* _Consigne_
Répondez aux questions suivantes sur l'extrait :
1. Quelle date figure en tête de l'extrait ?
2. Quelle somme chaque joueur doit-il donner, et à combien sera-t-elle arrondie ?
3. Quel âge Marquise déclare-t-elle avoir ?

* _Extrait du document_
▽

13 septembre
C’est mon anniversaire :
Chaque joueur doit me donner 1000 F. On arrondira à 150 €.
Ma fortune est faite.
Dix-neuf printemps, cinquante automnes.
On n’a pas tous les jours vingt dents
« Marquise, si mon visage
A quelques traits un peu vieux,
Dites-vous bien qu’à mon âge
Vous ne vaudrez guère mieux… »
Très bien !
« Combien je regrette
Mon bras si dodu,
Ma jambe bien faite
Et le temps perdu… »
Eh oui !
« Si tu t’imagines, fillette, fillette,
Si tu t’imagines, qu’ça va qu’ça va qu’ça
Va durer toujours, le temps des amours,
Qu’est-ce que tu te goures, qu’est-ce que tu te goures… »
Cueillons dès aujourd’hui, avec un vieux cochon…
« Peut-être que je serai vieille,
Lui dit Marquise, cependant,
J’ai vingt-cinq ans, mon vieux Corneille,
Et je t’emmerde, en attendant… »
Aurait mieux fait de se taire, çui-là !
Mais on va voir ce qu’on va voir : je vais remuer ciel et terre pour faire museler feu Brassens.

△

* _Données fournies_
▽

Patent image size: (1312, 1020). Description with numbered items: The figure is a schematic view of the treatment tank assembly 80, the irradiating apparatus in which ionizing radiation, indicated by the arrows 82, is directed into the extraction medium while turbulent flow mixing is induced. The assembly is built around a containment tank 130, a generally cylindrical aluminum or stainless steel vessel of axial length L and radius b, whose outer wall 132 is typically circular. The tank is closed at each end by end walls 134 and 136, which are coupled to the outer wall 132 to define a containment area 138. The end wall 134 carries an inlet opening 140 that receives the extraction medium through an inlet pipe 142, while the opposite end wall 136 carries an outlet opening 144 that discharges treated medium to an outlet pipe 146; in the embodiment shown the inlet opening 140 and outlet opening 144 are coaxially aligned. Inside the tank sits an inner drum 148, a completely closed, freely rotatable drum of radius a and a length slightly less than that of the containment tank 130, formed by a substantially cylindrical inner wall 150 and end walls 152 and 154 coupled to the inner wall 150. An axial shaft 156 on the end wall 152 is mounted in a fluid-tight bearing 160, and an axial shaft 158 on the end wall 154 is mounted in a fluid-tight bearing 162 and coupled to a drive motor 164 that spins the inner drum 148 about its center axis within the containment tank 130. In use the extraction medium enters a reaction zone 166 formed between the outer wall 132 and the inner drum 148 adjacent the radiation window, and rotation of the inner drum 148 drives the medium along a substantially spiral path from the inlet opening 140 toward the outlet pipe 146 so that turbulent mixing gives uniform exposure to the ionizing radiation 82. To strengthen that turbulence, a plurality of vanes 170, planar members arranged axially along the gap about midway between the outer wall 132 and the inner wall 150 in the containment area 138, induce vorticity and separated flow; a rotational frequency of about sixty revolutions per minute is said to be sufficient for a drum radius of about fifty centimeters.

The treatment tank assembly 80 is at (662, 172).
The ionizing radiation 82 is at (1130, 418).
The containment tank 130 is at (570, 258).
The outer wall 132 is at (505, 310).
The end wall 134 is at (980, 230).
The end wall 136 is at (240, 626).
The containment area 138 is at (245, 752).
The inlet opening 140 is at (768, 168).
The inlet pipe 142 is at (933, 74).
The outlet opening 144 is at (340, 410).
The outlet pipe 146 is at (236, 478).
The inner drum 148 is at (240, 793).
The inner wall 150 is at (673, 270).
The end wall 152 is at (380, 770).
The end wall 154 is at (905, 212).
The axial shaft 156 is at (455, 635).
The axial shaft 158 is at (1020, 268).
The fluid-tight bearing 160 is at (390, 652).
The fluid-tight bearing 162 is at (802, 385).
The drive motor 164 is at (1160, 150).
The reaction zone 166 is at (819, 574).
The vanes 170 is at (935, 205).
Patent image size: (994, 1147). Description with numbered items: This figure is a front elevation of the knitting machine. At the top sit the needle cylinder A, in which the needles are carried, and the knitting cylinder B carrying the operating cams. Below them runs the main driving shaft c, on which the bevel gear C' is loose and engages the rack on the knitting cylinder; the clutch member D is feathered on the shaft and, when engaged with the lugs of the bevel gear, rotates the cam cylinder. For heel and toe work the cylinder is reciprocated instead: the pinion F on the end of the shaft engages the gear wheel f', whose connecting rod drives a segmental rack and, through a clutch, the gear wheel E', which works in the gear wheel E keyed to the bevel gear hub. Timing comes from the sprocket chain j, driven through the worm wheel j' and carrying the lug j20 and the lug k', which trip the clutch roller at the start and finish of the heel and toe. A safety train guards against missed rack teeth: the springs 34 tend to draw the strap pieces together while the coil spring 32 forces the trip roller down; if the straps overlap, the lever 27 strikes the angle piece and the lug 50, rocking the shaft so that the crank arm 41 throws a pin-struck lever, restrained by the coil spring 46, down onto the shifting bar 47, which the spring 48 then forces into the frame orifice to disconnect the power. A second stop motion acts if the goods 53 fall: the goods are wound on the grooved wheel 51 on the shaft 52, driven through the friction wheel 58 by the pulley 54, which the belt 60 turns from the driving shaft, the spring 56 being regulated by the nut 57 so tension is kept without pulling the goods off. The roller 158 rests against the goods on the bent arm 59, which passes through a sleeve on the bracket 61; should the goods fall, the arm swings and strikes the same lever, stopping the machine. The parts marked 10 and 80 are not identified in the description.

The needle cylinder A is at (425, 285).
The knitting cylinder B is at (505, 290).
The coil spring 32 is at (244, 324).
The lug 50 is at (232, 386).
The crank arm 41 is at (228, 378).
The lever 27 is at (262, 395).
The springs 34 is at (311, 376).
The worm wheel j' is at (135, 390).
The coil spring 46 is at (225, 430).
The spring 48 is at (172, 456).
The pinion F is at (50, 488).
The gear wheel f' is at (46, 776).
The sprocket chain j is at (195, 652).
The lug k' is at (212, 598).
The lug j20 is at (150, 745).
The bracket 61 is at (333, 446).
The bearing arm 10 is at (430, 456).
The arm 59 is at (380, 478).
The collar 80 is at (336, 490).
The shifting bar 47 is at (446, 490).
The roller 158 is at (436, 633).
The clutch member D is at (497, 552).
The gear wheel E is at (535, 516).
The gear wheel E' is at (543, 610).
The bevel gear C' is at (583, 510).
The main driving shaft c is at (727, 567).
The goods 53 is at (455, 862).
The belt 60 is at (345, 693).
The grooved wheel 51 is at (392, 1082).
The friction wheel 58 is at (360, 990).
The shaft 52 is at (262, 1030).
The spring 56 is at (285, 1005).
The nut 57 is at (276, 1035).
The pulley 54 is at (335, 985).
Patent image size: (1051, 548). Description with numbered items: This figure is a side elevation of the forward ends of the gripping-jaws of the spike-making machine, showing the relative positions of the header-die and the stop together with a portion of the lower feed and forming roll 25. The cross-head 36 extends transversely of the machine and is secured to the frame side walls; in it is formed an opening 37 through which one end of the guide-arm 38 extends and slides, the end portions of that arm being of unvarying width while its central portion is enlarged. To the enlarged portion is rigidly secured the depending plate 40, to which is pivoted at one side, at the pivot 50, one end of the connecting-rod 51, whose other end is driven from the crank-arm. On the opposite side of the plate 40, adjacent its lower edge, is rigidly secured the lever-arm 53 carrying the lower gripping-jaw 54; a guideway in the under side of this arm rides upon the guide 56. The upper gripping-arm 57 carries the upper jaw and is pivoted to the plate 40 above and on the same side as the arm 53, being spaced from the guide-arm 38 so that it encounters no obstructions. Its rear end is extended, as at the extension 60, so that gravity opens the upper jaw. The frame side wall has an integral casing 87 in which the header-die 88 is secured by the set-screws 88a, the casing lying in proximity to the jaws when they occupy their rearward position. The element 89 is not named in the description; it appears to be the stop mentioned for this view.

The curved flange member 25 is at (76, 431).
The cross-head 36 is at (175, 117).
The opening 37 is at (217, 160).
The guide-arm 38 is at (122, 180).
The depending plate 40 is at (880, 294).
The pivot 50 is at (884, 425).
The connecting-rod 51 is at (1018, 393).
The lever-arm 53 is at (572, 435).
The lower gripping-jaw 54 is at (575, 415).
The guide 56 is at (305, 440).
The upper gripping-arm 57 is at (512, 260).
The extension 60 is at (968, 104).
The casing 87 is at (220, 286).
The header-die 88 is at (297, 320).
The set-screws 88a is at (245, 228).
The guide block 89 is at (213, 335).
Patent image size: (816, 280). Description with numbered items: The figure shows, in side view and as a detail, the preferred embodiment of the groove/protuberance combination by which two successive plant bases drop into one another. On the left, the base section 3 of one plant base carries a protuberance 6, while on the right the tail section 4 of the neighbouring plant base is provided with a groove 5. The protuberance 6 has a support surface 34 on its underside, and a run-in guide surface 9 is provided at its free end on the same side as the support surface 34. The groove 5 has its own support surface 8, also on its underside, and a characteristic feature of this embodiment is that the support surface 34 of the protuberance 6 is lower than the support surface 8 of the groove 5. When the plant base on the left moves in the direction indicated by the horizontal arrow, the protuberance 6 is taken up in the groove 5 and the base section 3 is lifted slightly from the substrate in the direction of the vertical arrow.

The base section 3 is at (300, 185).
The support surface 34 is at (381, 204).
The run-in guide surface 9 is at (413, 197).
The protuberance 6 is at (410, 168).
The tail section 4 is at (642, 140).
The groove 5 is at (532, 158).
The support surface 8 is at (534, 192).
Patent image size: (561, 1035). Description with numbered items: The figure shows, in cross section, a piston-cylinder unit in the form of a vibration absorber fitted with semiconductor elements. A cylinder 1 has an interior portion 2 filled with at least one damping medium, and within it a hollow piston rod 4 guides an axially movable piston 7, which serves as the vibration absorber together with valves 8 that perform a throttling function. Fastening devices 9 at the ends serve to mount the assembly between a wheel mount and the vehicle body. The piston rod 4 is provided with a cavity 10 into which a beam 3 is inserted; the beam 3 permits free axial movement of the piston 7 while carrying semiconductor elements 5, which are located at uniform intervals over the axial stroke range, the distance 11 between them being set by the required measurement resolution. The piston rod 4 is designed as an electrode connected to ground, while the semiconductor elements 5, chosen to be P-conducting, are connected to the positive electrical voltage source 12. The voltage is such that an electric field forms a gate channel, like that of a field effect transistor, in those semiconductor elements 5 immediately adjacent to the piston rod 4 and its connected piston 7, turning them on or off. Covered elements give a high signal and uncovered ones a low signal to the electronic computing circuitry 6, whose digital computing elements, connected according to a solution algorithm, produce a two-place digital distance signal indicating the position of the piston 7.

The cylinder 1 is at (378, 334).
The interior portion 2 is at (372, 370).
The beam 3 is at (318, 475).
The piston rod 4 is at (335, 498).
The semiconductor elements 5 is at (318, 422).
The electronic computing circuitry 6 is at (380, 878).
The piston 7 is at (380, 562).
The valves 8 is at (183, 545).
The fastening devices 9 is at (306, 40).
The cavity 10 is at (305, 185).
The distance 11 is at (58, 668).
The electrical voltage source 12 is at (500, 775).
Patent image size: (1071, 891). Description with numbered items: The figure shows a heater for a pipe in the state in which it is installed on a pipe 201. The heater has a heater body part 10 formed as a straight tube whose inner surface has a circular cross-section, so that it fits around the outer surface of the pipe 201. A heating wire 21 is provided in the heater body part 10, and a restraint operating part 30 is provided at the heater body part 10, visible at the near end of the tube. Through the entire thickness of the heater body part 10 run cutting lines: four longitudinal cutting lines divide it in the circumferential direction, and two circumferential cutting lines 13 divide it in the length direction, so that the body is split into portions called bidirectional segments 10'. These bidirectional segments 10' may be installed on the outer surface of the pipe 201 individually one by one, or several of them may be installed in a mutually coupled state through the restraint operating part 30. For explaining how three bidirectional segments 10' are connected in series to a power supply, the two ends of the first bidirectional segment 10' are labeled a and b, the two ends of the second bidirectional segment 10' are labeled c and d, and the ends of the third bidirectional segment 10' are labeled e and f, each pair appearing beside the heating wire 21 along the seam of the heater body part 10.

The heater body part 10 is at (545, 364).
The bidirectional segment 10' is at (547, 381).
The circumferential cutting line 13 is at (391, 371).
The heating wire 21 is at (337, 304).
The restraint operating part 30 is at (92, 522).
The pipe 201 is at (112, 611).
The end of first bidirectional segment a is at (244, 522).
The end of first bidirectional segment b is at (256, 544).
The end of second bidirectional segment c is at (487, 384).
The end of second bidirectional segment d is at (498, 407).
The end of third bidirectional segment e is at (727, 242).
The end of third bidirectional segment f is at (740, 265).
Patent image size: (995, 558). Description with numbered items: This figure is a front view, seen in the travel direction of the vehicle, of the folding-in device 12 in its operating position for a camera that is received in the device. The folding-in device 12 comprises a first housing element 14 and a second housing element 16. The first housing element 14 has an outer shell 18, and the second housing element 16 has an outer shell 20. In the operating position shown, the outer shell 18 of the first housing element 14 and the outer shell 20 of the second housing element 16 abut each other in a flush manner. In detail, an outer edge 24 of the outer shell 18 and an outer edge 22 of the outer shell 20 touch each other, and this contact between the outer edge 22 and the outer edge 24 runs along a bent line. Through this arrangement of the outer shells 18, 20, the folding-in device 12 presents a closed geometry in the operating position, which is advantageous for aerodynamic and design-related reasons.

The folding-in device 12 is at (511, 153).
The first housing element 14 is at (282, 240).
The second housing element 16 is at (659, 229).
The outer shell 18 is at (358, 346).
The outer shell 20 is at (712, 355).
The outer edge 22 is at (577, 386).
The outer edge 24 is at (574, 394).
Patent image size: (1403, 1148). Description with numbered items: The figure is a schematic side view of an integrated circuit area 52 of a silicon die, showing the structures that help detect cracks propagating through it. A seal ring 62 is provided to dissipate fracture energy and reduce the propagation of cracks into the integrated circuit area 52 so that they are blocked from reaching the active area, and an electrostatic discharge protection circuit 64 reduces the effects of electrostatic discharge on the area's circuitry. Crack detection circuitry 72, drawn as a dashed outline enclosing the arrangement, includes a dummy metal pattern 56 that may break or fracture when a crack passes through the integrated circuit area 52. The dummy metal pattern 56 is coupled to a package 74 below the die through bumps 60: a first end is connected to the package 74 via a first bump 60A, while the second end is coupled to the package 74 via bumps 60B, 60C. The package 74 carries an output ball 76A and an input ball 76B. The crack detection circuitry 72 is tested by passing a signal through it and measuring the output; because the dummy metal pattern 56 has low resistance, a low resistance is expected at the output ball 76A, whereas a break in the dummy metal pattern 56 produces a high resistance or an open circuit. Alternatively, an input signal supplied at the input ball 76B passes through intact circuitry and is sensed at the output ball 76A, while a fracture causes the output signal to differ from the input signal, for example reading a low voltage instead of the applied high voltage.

△

* _Corrigé rédigé_
1. Le 13 septembre.
2. 1000 F, arrondis à 150 €.
3. Vingt-cinq ans.